Task instructions: Answer with nothing but a number: how many lines include the word "BEECHES"?

Extracts from a graphics dataset:
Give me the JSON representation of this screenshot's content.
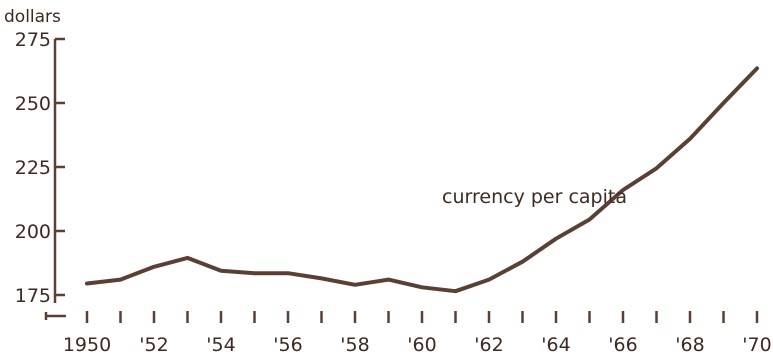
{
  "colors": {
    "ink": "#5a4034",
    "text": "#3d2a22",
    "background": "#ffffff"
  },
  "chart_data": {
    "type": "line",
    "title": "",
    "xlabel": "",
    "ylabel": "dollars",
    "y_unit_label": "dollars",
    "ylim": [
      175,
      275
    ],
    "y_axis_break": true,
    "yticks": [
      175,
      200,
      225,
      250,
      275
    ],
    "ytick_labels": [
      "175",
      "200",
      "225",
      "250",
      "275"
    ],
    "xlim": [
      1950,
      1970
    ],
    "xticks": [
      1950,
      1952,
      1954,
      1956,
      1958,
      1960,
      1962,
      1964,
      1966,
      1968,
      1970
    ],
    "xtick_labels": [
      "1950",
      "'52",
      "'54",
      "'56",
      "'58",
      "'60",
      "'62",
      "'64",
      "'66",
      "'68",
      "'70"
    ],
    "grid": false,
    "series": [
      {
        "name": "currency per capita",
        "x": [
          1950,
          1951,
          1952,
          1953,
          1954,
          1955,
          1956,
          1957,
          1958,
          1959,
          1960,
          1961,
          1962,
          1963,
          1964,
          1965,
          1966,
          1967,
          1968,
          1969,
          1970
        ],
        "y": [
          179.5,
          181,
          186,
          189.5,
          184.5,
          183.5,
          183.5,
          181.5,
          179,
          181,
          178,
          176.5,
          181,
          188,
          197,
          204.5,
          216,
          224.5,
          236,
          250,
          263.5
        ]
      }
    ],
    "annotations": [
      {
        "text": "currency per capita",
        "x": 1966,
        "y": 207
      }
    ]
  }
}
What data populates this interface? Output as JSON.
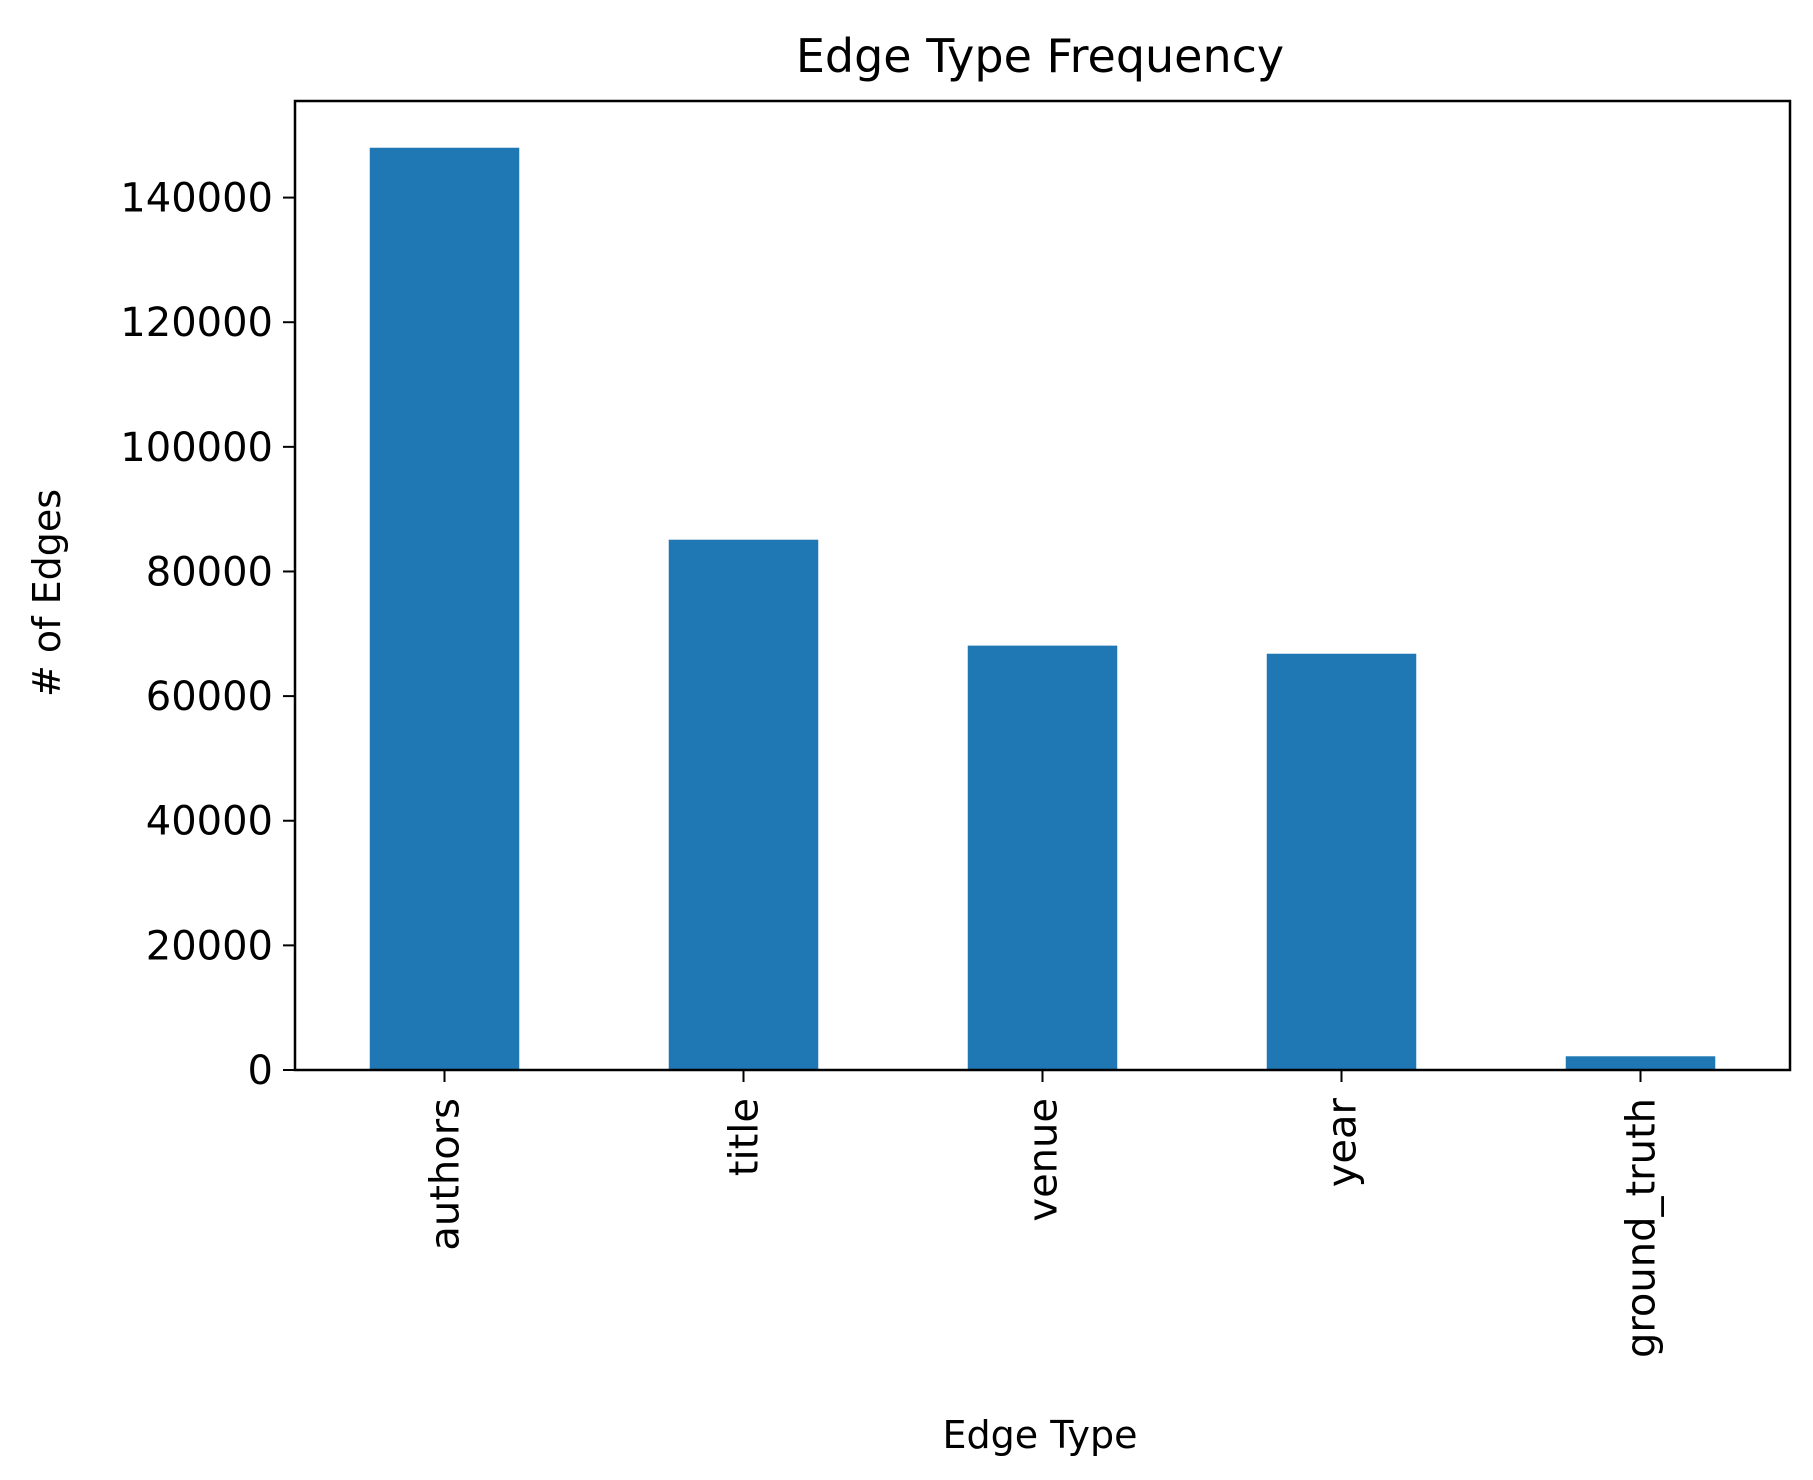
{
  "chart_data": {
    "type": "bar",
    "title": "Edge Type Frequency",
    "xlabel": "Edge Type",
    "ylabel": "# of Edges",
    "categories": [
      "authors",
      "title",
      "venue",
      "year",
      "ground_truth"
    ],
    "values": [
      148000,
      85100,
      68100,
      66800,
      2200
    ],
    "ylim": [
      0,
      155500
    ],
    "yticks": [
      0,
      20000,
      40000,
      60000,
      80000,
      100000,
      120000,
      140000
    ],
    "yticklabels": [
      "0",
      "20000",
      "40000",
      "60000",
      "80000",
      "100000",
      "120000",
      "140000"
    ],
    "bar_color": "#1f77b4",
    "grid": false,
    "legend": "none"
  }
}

--

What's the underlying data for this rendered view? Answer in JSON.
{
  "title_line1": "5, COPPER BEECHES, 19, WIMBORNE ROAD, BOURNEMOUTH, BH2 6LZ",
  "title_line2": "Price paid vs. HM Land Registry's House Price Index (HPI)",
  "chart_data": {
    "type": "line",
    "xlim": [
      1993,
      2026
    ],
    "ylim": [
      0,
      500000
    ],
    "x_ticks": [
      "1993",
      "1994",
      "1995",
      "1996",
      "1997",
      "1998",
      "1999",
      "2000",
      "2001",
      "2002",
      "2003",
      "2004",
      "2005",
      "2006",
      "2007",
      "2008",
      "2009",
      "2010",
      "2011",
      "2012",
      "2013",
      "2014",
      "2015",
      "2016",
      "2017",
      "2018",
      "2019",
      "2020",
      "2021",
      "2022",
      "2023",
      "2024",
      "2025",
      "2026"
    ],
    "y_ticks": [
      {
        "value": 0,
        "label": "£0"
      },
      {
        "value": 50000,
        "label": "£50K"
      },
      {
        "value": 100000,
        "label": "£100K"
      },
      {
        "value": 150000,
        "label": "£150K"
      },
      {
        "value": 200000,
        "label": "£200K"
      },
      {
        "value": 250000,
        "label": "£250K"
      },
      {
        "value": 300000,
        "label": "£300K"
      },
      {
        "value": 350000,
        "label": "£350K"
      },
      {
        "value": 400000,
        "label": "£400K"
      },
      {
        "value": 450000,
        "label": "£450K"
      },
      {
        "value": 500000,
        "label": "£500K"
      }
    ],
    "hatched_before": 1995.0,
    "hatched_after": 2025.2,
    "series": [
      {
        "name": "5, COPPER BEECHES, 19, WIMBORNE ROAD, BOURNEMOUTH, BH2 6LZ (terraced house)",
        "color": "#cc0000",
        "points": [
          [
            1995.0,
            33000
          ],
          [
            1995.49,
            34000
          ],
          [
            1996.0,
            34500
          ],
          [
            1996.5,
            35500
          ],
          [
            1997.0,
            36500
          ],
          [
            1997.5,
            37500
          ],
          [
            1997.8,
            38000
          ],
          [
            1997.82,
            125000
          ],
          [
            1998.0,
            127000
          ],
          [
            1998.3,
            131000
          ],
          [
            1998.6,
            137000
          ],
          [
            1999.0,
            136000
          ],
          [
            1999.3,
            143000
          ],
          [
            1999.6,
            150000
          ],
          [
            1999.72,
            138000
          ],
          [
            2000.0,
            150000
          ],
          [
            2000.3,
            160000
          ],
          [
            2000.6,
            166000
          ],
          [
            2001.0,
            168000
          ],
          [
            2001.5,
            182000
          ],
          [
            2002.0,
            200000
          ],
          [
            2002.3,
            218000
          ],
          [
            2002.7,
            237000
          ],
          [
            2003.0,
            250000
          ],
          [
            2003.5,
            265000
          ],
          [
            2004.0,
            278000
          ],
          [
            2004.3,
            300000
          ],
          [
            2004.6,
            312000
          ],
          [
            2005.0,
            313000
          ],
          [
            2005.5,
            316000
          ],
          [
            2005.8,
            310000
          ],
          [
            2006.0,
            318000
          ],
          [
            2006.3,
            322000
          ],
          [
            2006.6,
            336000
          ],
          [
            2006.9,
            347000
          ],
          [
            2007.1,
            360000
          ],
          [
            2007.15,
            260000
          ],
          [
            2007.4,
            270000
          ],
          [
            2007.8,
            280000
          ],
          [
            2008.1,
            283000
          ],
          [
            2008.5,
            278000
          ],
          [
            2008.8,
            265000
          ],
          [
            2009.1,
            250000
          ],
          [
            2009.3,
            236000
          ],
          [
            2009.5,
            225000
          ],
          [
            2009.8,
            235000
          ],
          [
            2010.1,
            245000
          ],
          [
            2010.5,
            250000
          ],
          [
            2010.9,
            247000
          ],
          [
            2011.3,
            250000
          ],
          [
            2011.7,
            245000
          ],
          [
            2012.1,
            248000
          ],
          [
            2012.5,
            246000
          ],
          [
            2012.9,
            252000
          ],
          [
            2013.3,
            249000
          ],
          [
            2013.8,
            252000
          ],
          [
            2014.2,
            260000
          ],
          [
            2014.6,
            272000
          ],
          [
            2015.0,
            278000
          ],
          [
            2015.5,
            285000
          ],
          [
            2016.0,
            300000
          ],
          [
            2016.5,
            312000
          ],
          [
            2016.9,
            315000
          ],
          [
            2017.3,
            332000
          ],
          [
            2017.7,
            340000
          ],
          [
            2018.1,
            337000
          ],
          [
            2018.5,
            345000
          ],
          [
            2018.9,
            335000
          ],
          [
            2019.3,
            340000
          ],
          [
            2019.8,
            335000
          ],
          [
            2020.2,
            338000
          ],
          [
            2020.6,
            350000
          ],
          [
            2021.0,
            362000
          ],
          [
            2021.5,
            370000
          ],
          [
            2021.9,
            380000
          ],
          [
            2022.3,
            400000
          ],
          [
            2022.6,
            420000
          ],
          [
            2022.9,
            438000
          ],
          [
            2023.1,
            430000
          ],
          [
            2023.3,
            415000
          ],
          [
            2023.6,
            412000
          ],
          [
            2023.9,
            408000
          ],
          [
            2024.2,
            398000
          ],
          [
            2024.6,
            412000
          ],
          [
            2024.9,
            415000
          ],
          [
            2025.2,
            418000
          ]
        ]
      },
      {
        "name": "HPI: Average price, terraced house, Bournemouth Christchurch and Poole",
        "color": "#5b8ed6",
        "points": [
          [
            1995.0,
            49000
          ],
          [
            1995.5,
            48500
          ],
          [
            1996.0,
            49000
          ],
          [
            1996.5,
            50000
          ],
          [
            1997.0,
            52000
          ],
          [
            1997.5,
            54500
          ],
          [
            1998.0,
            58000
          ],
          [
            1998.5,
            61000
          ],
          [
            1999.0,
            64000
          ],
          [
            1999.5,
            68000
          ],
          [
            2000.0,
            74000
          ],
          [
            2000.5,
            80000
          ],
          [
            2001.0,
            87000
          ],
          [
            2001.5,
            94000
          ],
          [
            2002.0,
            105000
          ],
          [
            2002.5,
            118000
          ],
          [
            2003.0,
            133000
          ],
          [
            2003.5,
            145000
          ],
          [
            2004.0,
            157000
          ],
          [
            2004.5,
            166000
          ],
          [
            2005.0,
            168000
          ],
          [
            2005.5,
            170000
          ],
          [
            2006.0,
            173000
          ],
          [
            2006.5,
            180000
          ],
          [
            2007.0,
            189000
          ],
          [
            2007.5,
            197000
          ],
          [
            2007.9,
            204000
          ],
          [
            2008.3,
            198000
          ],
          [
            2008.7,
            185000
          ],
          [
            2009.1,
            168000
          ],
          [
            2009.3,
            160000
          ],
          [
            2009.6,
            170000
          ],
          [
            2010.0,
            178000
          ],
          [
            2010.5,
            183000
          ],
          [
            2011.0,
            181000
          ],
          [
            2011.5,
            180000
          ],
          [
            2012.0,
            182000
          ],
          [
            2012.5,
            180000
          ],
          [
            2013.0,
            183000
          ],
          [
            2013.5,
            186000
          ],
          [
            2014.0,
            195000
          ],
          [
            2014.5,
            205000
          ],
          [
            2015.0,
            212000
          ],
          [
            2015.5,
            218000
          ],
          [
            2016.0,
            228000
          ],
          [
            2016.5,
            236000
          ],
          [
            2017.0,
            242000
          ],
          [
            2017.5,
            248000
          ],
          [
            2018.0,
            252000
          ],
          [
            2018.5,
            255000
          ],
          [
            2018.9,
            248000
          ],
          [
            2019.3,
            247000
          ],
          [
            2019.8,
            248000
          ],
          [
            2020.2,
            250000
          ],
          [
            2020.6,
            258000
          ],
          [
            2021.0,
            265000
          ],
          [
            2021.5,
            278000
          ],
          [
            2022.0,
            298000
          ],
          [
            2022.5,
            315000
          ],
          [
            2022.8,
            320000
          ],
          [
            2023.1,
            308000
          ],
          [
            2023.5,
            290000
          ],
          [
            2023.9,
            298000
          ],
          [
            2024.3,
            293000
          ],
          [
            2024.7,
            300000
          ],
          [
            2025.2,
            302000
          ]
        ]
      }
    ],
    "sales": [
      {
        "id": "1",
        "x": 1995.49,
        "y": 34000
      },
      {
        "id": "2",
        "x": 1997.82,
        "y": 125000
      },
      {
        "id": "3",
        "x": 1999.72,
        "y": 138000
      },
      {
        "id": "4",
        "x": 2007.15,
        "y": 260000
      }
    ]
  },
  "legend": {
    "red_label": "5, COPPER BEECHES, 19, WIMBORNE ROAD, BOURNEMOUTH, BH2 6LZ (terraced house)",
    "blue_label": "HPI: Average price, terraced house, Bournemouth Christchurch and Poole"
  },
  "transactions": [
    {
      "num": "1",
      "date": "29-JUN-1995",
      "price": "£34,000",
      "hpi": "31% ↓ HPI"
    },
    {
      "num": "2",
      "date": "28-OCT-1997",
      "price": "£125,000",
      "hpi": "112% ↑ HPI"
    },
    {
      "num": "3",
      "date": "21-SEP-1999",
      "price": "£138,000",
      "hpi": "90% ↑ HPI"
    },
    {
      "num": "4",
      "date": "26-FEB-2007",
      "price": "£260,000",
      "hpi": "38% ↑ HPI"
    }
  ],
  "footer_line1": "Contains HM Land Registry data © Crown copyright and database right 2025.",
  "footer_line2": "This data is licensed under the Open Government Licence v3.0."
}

Written answer: 3